━━ GIVEN RECORDS
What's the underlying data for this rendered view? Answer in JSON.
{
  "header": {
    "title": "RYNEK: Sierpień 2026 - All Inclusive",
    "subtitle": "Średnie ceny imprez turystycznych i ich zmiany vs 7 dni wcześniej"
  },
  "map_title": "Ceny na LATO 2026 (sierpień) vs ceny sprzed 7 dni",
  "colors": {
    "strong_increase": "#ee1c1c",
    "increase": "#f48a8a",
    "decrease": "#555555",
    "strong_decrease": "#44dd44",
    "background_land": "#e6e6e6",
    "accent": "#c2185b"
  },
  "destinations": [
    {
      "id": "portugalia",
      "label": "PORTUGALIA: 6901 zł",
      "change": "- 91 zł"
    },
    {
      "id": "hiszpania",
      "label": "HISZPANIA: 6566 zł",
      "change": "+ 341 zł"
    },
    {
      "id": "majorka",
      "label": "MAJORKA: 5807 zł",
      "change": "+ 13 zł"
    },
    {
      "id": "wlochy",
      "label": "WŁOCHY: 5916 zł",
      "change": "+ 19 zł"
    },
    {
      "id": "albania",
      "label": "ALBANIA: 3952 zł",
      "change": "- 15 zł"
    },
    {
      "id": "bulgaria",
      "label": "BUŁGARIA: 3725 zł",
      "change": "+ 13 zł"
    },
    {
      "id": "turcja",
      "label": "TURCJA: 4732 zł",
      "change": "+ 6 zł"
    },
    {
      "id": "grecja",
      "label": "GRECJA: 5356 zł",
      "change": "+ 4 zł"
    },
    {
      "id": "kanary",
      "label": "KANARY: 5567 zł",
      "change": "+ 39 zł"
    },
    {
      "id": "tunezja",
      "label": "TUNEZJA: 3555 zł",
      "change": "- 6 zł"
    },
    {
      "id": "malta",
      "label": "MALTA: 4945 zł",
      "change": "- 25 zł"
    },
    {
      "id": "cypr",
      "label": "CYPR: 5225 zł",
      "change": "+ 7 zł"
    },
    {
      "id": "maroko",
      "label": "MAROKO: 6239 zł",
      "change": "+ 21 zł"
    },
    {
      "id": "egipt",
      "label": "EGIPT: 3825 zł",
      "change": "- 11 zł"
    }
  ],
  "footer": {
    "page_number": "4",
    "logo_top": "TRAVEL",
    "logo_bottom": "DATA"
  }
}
━━━━
Reproduce each record shown above without altering a single word.

What's the underlying data for this rendered view? Answer in JSON.
{
  "header": {
    "title": "RYNEK: Sierpień 2026 - All Inclusive",
    "subtitle": "Średnie ceny imprez turystycznych i ich zmiany vs 7 dni wcześniej"
  },
  "map_title": "Ceny na LATO 2026 (sierpień) vs ceny sprzed 7 dni",
  "colors": {
    "strong_increase": "#ee1c1c",
    "increase": "#f48a8a",
    "decrease": "#555555",
    "strong_decrease": "#44dd44",
    "background_land": "#e6e6e6",
    "accent": "#c2185b"
  },
  "destinations": [
    {
      "id": "portugalia",
      "label": "PORTUGALIA: 6901 zł",
      "change": "- 91 zł"
    },
    {
      "id": "hiszpania",
      "label": "HISZPANIA: 6566 zł",
      "change": "+ 341 zł"
    },
    {
      "id": "majorka",
      "label": "MAJORKA: 5807 zł",
      "change": "+ 13 zł"
    },
    {
      "id": "wlochy",
      "label": "WŁOCHY: 5916 zł",
      "change": "+ 19 zł"
    },
    {
      "id": "albania",
      "label": "ALBANIA: 3952 zł",
      "change": "- 15 zł"
    },
    {
      "id": "bulgaria",
      "label": "BUŁGARIA: 3725 zł",
      "change": "+ 13 zł"
    },
    {
      "id": "turcja",
      "label": "TURCJA: 4732 zł",
      "change": "+ 6 zł"
    },
    {
      "id": "grecja",
      "label": "GRECJA: 5356 zł",
      "change": "+ 4 zł"
    },
    {
      "id": "kanary",
      "label": "KANARY: 5567 zł",
      "change": "+ 39 zł"
    },
    {
      "id": "tunezja",
      "label": "TUNEZJA: 3555 zł",
      "change": "- 6 zł"
    },
    {
      "id": "malta",
      "label": "MALTA: 4945 zł",
      "change": "- 25 zł"
    },
    {
      "id": "cypr",
      "label": "CYPR: 5225 zł",
      "change": "+ 7 zł"
    },
    {
      "id": "maroko",
      "label": "MAROKO: 6239 zł",
      "change": "+ 21 zł"
    },
    {
      "id": "egipt",
      "label": "EGIPT: 3825 zł",
      "change": "- 11 zł"
    }
  ],
  "footer": {
    "page_number": "4",
    "logo_top": "TRAVEL",
    "logo_bottom": "DATA"
  }
}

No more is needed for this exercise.